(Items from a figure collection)
◆ ◆ ◆ ◆ ◆

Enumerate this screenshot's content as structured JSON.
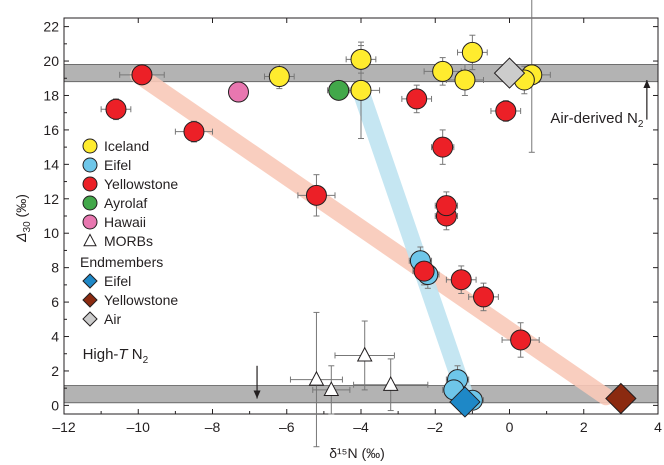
{
  "chart_data": {
    "type": "scatter",
    "xlabel": "δ¹⁵N (‰)",
    "ylabel_main": "Δ",
    "ylabel_sub": "30",
    "ylabel_unit": " (‰)",
    "xlim": [
      -12,
      4
    ],
    "ylim": [
      -0.5,
      22.5
    ],
    "x_ticks": [
      -12,
      -10,
      -8,
      -6,
      -4,
      -2,
      0,
      2,
      4
    ],
    "y_ticks": [
      0,
      2,
      4,
      6,
      8,
      10,
      12,
      14,
      16,
      18,
      20,
      22
    ],
    "grid": false,
    "legend_position": "left",
    "bands": [
      {
        "y0": 18.8,
        "y1": 19.8,
        "color": "#b3b3b3"
      },
      {
        "y0": 0.15,
        "y1": 1.15,
        "color": "#b3b3b3"
      }
    ],
    "trend_lines": [
      {
        "color": "#f8c9b8",
        "points": [
          [
            -10,
            19.2
          ],
          [
            2.6,
            0.5
          ]
        ]
      },
      {
        "color": "#bfe3f1",
        "points": [
          [
            -4,
            18.2
          ],
          [
            -1.2,
            0.6
          ]
        ]
      }
    ],
    "annotations": [
      {
        "text": "Air-derived N",
        "sub": "2",
        "x": 1.1,
        "y": 16.4,
        "arrow": [
          [
            3.7,
            16.6
          ],
          [
            3.7,
            18.9
          ]
        ]
      },
      {
        "text": "High-",
        "italic": "T",
        "rest": " N",
        "sub": "2",
        "x": -11.5,
        "y": 2.7,
        "arrow": [
          [
            -6.8,
            2.3
          ],
          [
            -6.8,
            0.4
          ]
        ]
      }
    ],
    "legend": {
      "groups": [
        {
          "label": "Iceland",
          "marker": "circle",
          "color": "#ffec2e"
        },
        {
          "label": "Eifel",
          "marker": "circle",
          "color": "#6ec6e9"
        },
        {
          "label": "Yellowstone",
          "marker": "circle",
          "color": "#ec2027"
        },
        {
          "label": "Ayrolaf",
          "marker": "circle",
          "color": "#42a84a"
        },
        {
          "label": "Hawaii",
          "marker": "circle",
          "color": "#e877b0"
        },
        {
          "label": "MORBs",
          "marker": "triangle",
          "color": "#ffffff"
        }
      ],
      "endmember_title": "Endmembers",
      "endmembers": [
        {
          "label": "Eifel",
          "marker": "diamond",
          "color": "#1e88c7"
        },
        {
          "label": "Yellowstone",
          "marker": "diamond",
          "color": "#8b2a10"
        },
        {
          "label": "Air",
          "marker": "diamond",
          "color": "#cccccc"
        }
      ]
    },
    "series": [
      {
        "name": "Iceland",
        "marker": "circle",
        "color": "#ffec2e",
        "points": [
          {
            "x": -6.2,
            "y": 19.1,
            "xerr": 0.4,
            "yerr": 0.7
          },
          {
            "x": -4.0,
            "y": 20.1,
            "xerr": 0.4,
            "yerr": 0.8
          },
          {
            "x": -4.0,
            "y": 18.3,
            "xerr": 0.5,
            "yerr": 2.8
          },
          {
            "x": -1.8,
            "y": 19.4,
            "xerr": 0.5,
            "yerr": 0.8
          },
          {
            "x": -1.0,
            "y": 20.5,
            "xerr": 0.4,
            "yerr": 1.0
          },
          {
            "x": -1.2,
            "y": 18.9,
            "xerr": 0.5,
            "yerr": 0.9
          },
          {
            "x": 0.6,
            "y": 19.2,
            "xerr": 0.5,
            "yerr": 4.5
          },
          {
            "x": 0.4,
            "y": 18.9,
            "xerr": 0.4,
            "yerr": 0.8
          }
        ]
      },
      {
        "name": "Eifel",
        "marker": "circle",
        "color": "#6ec6e9",
        "points": [
          {
            "x": -2.4,
            "y": 8.4,
            "xerr": 0.3,
            "yerr": 0.8
          },
          {
            "x": -2.2,
            "y": 7.6,
            "xerr": 0.3,
            "yerr": 0.8
          },
          {
            "x": -1.4,
            "y": 1.5,
            "xerr": 0.3,
            "yerr": 0.8
          },
          {
            "x": -1.5,
            "y": 0.9,
            "xerr": 0.3,
            "yerr": 0.6
          },
          {
            "x": -1.0,
            "y": 0.3,
            "xerr": 0.3,
            "yerr": 0.5
          }
        ]
      },
      {
        "name": "Yellowstone",
        "marker": "circle",
        "color": "#ec2027",
        "points": [
          {
            "x": -9.9,
            "y": 19.2,
            "xerr": 0.6,
            "yerr": 0.4
          },
          {
            "x": -10.6,
            "y": 17.2,
            "xerr": 0.4,
            "yerr": 0.6
          },
          {
            "x": -8.5,
            "y": 15.9,
            "xerr": 0.5,
            "yerr": 0.6
          },
          {
            "x": -5.2,
            "y": 12.2,
            "xerr": 0.5,
            "yerr": 1.2
          },
          {
            "x": -2.5,
            "y": 17.8,
            "xerr": 0.4,
            "yerr": 0.8
          },
          {
            "x": -0.1,
            "y": 17.1,
            "xerr": 0.4,
            "yerr": 0.6
          },
          {
            "x": -1.8,
            "y": 15.0,
            "xerr": 0.3,
            "yerr": 1.0
          },
          {
            "x": -1.7,
            "y": 11.0,
            "xerr": 0.3,
            "yerr": 0.8
          },
          {
            "x": -1.7,
            "y": 11.6,
            "xerr": 0.3,
            "yerr": 0.8
          },
          {
            "x": -2.3,
            "y": 7.8,
            "xerr": 0.3,
            "yerr": 0.8
          },
          {
            "x": -1.3,
            "y": 7.3,
            "xerr": 0.4,
            "yerr": 0.8
          },
          {
            "x": -0.7,
            "y": 6.3,
            "xerr": 0.4,
            "yerr": 0.8
          },
          {
            "x": 0.3,
            "y": 3.8,
            "xerr": 0.5,
            "yerr": 1.0
          }
        ]
      },
      {
        "name": "Ayrolaf",
        "marker": "circle",
        "color": "#42a84a",
        "points": [
          {
            "x": -4.6,
            "y": 18.3,
            "xerr": 0.3,
            "yerr": 0.5
          }
        ]
      },
      {
        "name": "Hawaii",
        "marker": "circle",
        "color": "#e877b0",
        "points": [
          {
            "x": -7.3,
            "y": 18.2,
            "xerr": 0.0,
            "yerr": 0.0
          }
        ]
      },
      {
        "name": "MORBs",
        "marker": "triangle",
        "color": "#ffffff",
        "points": [
          {
            "x": -5.2,
            "y": 1.5,
            "xerr": 0.7,
            "yerr": 3.9
          },
          {
            "x": -4.8,
            "y": 0.9,
            "xerr": 0.5,
            "yerr": 1.4
          },
          {
            "x": -3.9,
            "y": 2.9,
            "xerr": 0.8,
            "yerr": 2.0
          },
          {
            "x": -3.2,
            "y": 1.2,
            "xerr": 1.0,
            "yerr": 1.5
          }
        ]
      },
      {
        "name": "Eifel endmember",
        "marker": "diamond",
        "color": "#1e88c7",
        "points": [
          {
            "x": -1.2,
            "y": 0.2
          }
        ]
      },
      {
        "name": "Yellowstone endmember",
        "marker": "diamond",
        "color": "#8b2a10",
        "points": [
          {
            "x": 3.0,
            "y": 0.4
          }
        ]
      },
      {
        "name": "Air endmember",
        "marker": "diamond",
        "color": "#cccccc",
        "points": [
          {
            "x": 0.0,
            "y": 19.3
          }
        ]
      }
    ]
  }
}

◆ ◆ ◆ ◆ ◆

**WRITTEN INSTRUCTION:**
Count the lines that hold the string "Eifel", and reply with that number alone.

**SOLUTION TO THIS TASK:**
4